* **DIRECTION**: Copy out the entries in full and with complete accuracy; pictures are excluded.

* **SUPPLIED RECORDS**:
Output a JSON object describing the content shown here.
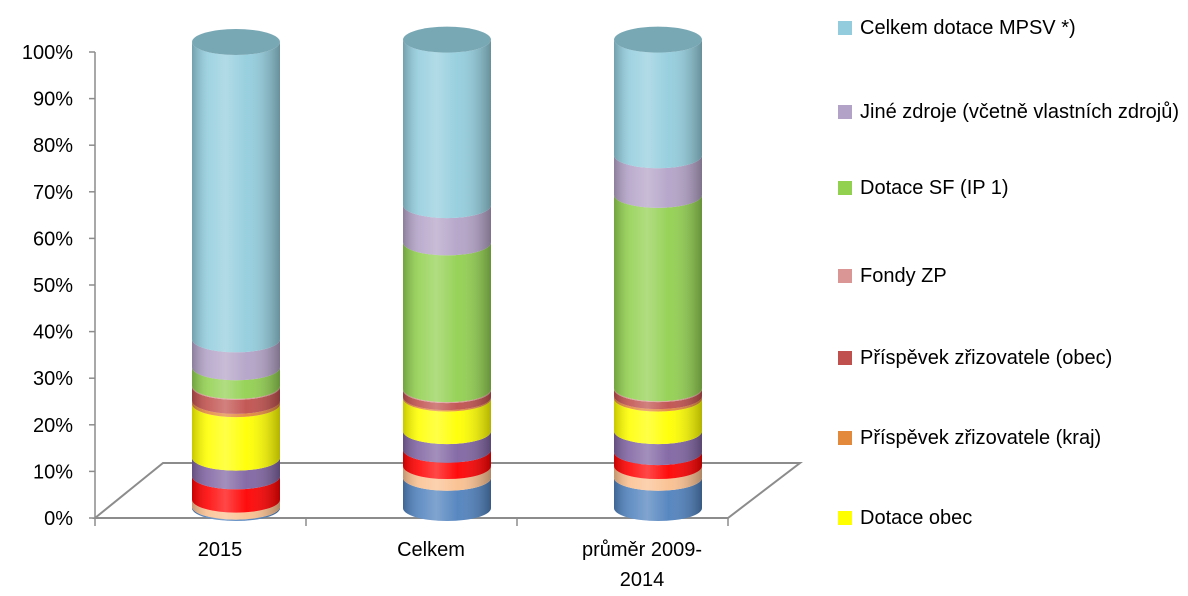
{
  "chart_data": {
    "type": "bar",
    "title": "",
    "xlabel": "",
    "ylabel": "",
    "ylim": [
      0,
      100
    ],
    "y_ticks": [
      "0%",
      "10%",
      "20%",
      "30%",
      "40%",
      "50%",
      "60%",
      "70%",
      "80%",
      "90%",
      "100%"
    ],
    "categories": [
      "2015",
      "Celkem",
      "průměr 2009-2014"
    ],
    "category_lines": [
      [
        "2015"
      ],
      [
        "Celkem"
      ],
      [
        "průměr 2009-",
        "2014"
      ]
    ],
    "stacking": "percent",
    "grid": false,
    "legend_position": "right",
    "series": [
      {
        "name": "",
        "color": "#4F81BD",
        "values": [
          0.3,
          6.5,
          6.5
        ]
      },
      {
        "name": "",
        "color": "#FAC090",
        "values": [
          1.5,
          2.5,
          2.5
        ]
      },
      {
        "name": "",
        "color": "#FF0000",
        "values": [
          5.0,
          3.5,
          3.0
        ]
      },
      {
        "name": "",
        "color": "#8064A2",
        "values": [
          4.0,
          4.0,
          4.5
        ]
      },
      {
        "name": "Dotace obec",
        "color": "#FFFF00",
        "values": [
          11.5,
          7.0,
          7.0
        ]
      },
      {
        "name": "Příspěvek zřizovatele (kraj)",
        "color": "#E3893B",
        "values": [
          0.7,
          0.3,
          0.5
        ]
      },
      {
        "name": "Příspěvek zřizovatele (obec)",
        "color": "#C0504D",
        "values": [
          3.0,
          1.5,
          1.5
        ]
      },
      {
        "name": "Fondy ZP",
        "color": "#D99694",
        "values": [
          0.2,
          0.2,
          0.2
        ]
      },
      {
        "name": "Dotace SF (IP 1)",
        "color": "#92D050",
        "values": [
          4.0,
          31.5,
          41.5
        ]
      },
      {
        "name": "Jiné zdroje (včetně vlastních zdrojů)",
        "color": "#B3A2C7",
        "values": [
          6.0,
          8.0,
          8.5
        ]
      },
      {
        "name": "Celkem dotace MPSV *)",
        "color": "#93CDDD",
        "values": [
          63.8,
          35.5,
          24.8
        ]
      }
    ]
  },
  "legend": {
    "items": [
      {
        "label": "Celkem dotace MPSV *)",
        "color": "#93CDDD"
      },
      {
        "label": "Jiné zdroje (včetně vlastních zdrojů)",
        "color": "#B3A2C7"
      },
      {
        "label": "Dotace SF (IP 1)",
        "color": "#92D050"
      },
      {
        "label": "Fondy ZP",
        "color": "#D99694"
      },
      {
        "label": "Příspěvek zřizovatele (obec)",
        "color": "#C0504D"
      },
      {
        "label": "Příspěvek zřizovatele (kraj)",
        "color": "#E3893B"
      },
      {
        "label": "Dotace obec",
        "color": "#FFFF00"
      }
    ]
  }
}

* **SOLUTION**:
Output a JSON object describing the content shown here.
{
  "chart_data": {
    "type": "bar",
    "title": "",
    "xlabel": "",
    "ylabel": "",
    "ylim": [
      0,
      100
    ],
    "y_ticks": [
      "0%",
      "10%",
      "20%",
      "30%",
      "40%",
      "50%",
      "60%",
      "70%",
      "80%",
      "90%",
      "100%"
    ],
    "categories": [
      "2015",
      "Celkem",
      "průměr 2009-2014"
    ],
    "category_lines": [
      [
        "2015"
      ],
      [
        "Celkem"
      ],
      [
        "průměr 2009-",
        "2014"
      ]
    ],
    "stacking": "percent",
    "grid": false,
    "legend_position": "right",
    "series": [
      {
        "name": "",
        "color": "#4F81BD",
        "values": [
          0.3,
          6.5,
          6.5
        ]
      },
      {
        "name": "",
        "color": "#FAC090",
        "values": [
          1.5,
          2.5,
          2.5
        ]
      },
      {
        "name": "",
        "color": "#FF0000",
        "values": [
          5.0,
          3.5,
          3.0
        ]
      },
      {
        "name": "",
        "color": "#8064A2",
        "values": [
          4.0,
          4.0,
          4.5
        ]
      },
      {
        "name": "Dotace obec",
        "color": "#FFFF00",
        "values": [
          11.5,
          7.0,
          7.0
        ]
      },
      {
        "name": "Příspěvek zřizovatele (kraj)",
        "color": "#E3893B",
        "values": [
          0.7,
          0.3,
          0.5
        ]
      },
      {
        "name": "Příspěvek zřizovatele (obec)",
        "color": "#C0504D",
        "values": [
          3.0,
          1.5,
          1.5
        ]
      },
      {
        "name": "Fondy ZP",
        "color": "#D99694",
        "values": [
          0.2,
          0.2,
          0.2
        ]
      },
      {
        "name": "Dotace SF (IP 1)",
        "color": "#92D050",
        "values": [
          4.0,
          31.5,
          41.5
        ]
      },
      {
        "name": "Jiné zdroje (včetně vlastních zdrojů)",
        "color": "#B3A2C7",
        "values": [
          6.0,
          8.0,
          8.5
        ]
      },
      {
        "name": "Celkem dotace MPSV *)",
        "color": "#93CDDD",
        "values": [
          63.8,
          35.5,
          24.8
        ]
      }
    ]
  },
  "legend": {
    "items": [
      {
        "label": "Celkem dotace MPSV *)",
        "color": "#93CDDD"
      },
      {
        "label": "Jiné zdroje (včetně vlastních zdrojů)",
        "color": "#B3A2C7"
      },
      {
        "label": "Dotace SF (IP 1)",
        "color": "#92D050"
      },
      {
        "label": "Fondy ZP",
        "color": "#D99694"
      },
      {
        "label": "Příspěvek zřizovatele (obec)",
        "color": "#C0504D"
      },
      {
        "label": "Příspěvek zřizovatele (kraj)",
        "color": "#E3893B"
      },
      {
        "label": "Dotace obec",
        "color": "#FFFF00"
      }
    ]
  }
}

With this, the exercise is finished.